=== DIRECTIVES ===
1. Answer these questions about the essay on balancing motherhood and career:
(a) What share of U.S. births did millennial women account for in 2016?
(b) In what month and year was FitOn launched?
(c) By what percentage are working mothers more stressed?
2. Using the essay on balancing motherhood and career, explain in one to three sentences why FitOn was started.
3. Continue the essay on balancing motherhood and career from its final sentence.

=== PAGE EXTRACT ===
The Dream: Wake up, workout before my two little girls wake up, and get them washed, dressed, fed, and out the door with enough time for me to grab a cup of coffee.
The Reality: Wrangling my daughters through breakfast, getting dressed, remembering their backpacks, and hunting for a missing stuffed monkey — set to the tune of my two-year-old’s deafening tantrum that ends only after I hand her off to the preschool teacher. Was I so tired I could’ve crawled in the backseat for a nap? Yes. Did I miss her like crazy? Also yes. And that much deserved coffee? Not a chance as I jetted to a nine-hour meeting marathon.
This scenario may sound familiar, especially among millennial woman. In 2016, we accounted for 82% of U.S. births. Add to that the fact that millennials are the largest generation of the U.S. labor force, and it’s no surprise that juggling motherhood and career has become a focal point of so many conversations.
I know it all too well. I gave birth to two daughters within two years while working as an executive at a thriving Bay Area tech start-up. Finding work-life balance was a never-ending swing of rocking it in one area, then flopping everywhere else. Just when I thought I had it all together, there was something that knocked me off my game — a work deadline, a case of hand-foot-and-mouth rampant at my daughter’s school, you name it.
Oddly enough, I found my balance in the most contradictory way: by starting my own company. In December 2018 I launched FitOn, an app-based fitness platform that offers high-end workout classes like cardio, strength training, HIIT, and yoga. It stemmed from the realization that I wasn’t prioritizing myself and began how many companies do — by trying to solve my own problem (no time to exercise). And through that journey of working myself to the ground, having the epiphany, and doing something about it came five seemingly simple habits that have helped me become a more successful colleague, wife, and mother.
Habit #1: Audit your personal and professional to-do lists
I spent the last 5 years in my career as an executive at FitBit. As the responsibilities grew, so did my family. I had two girls under the age of 4 and quickly got used to my new schedule: waking up by 7 AM, working on my laptop, attempting to squeeze in a workout (and usually failing), getting the kids ready for the day, attending meetings until 6 p.m., then spending an hour or two with the girls pre-bedtime before getting back online again. It makes me tired just typing that out.
What was missing was anytime for myself, not even 5 minutes. I was putting everyone else’s needs before my own, whether it was my kids, boss, colleagues, husband, or family. I know I’m not alone. The modern woman has to be a career-driven, educated, organized, family-oriented, and oh yeah, ideally physically fit too. Add children to the equation and it’s no wonder working mothers are more stressed by a whopping 40 percent. The world expects you to work like you don’t have kids and to parent like you don’t work, I recently heard someone say.

(Records showing where elements appear)
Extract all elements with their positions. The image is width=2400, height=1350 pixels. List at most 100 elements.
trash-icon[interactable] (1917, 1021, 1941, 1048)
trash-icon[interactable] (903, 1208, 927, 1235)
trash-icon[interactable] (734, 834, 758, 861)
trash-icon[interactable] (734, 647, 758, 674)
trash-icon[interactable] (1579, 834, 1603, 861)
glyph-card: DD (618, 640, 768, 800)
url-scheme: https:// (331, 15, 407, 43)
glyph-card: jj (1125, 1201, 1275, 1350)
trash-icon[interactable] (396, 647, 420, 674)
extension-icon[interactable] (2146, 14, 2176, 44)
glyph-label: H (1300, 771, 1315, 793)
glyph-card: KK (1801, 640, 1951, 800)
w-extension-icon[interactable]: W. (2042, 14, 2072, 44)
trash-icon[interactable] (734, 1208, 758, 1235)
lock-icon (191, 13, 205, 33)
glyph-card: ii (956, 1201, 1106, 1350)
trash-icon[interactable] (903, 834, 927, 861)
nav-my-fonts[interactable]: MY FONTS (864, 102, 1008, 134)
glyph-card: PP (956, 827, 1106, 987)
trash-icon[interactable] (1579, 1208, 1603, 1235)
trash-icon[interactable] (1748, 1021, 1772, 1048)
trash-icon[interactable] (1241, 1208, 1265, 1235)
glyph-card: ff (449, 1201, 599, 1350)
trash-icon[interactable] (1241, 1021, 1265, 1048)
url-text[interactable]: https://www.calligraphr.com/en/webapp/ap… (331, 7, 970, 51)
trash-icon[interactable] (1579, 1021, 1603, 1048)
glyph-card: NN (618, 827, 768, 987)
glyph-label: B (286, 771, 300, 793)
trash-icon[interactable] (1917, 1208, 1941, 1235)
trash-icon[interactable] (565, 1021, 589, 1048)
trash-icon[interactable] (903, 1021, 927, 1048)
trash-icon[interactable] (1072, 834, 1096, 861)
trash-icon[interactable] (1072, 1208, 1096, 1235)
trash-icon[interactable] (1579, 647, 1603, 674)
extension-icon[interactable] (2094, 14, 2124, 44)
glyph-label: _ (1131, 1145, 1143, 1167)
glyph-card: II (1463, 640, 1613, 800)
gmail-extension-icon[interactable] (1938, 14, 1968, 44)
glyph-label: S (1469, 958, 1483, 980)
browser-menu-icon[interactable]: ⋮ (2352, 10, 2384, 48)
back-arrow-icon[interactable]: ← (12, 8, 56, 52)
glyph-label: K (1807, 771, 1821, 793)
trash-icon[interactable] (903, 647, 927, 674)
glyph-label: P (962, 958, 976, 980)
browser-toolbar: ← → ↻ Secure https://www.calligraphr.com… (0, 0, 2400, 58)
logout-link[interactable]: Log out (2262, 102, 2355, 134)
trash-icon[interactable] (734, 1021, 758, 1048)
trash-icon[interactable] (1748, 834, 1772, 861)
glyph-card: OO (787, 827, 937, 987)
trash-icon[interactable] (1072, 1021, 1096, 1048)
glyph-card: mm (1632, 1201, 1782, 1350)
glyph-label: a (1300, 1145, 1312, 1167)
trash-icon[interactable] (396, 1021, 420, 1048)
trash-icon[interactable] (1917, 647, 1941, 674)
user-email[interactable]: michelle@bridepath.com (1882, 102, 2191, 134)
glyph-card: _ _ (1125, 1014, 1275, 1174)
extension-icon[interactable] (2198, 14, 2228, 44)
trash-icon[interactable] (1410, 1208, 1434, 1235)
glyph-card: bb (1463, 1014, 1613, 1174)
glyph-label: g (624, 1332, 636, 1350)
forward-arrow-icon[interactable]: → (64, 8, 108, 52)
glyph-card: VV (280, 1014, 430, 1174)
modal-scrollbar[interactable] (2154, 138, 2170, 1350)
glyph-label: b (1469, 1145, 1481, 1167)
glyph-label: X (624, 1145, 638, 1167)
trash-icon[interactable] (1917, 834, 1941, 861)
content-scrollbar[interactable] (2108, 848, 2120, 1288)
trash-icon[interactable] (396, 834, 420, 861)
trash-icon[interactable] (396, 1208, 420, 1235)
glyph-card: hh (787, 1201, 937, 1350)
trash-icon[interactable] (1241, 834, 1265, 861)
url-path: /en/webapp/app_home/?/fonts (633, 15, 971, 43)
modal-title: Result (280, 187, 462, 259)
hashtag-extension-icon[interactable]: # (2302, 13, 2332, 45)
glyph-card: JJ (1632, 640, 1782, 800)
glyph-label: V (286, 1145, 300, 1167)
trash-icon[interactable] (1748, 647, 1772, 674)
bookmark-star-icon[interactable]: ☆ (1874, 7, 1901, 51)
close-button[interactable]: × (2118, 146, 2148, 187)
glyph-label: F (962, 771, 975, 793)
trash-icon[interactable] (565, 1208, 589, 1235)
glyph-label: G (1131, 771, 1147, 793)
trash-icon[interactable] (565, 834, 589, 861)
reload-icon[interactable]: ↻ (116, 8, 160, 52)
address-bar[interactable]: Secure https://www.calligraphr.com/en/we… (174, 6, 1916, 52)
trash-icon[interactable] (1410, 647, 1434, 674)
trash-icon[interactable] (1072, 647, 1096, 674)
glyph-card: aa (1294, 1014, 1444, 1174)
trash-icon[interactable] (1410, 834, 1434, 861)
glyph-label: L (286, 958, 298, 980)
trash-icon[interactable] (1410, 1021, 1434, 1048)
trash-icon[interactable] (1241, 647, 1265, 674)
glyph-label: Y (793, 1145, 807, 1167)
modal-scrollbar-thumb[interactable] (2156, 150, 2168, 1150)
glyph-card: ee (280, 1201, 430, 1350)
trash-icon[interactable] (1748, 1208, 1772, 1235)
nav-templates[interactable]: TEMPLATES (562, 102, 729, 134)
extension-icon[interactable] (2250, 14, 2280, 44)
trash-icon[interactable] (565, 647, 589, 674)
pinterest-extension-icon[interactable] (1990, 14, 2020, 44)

=== ANSWERS GIVEN ===
1.
(a) 82%
(b) December 2018
(c) 40 percent

2. FitOn grew out of the author's realization that she wasn't prioritizing herself. Like many companies, it began as an attempt to solve her own problem, which was having no time to exercise.

3.
It’s not that I wasn’t trying. There were times when I almost had it all “together.” Then came a new work deadline, another runny nose, or an unexpected business trip. The distractions would continue with a few hundred emails, dozens of Slack messages, and several text messages from my mom. The walk, haircut, or gym class I had in mind? Forget it. That began to take a toll on me and I realized something’s gotta give, and for once it wouldn’t be me. That meant taking a hard look at my daily routine, minimizing the running around (hello, grocery delivery!), and reacquainting myself with, well, myself.
Habit #2: Do the things that spark joy
You might have heard Marie Kondo’s mantra of keeping only the things that spark joy. The same should be held for experiences. For me, fitness gives me that happiness and has always been a huge part of my life. My dad lives for tennis, my mom is a Pilates instructor, and I was a group fitness fanatic in my teens and early 20s. I’d spend hours — yes, hours! — at the gym with my friends. I also craved that social experience. We got together almost every night after work for a sweat session.
But then came a busy career, and when I had kids? Game over. The commute threw a wrench in my schedule, so I squeezed fitness in where I could: walking on conference calls or lifting grocery bags as makeshift weight-lifting. Considering how much I loved working out, I wasn’t doing very much of it.
It dawned on me that at-home fitness would be my solution, but I either got lost in YouTube, felt like I was watching content out of the 80s, or was bored following gifs of someone doing a pushup. My husband would laugh as I spent 20 minutes to find a 20-minute workout, but nothing had the high-end feel I craved or instructors who were motivating. That’s when it hit me: I could start my own online fitness platform, create workouts I wanted, make it look beautiful, and hopefully inspire other busy people like me.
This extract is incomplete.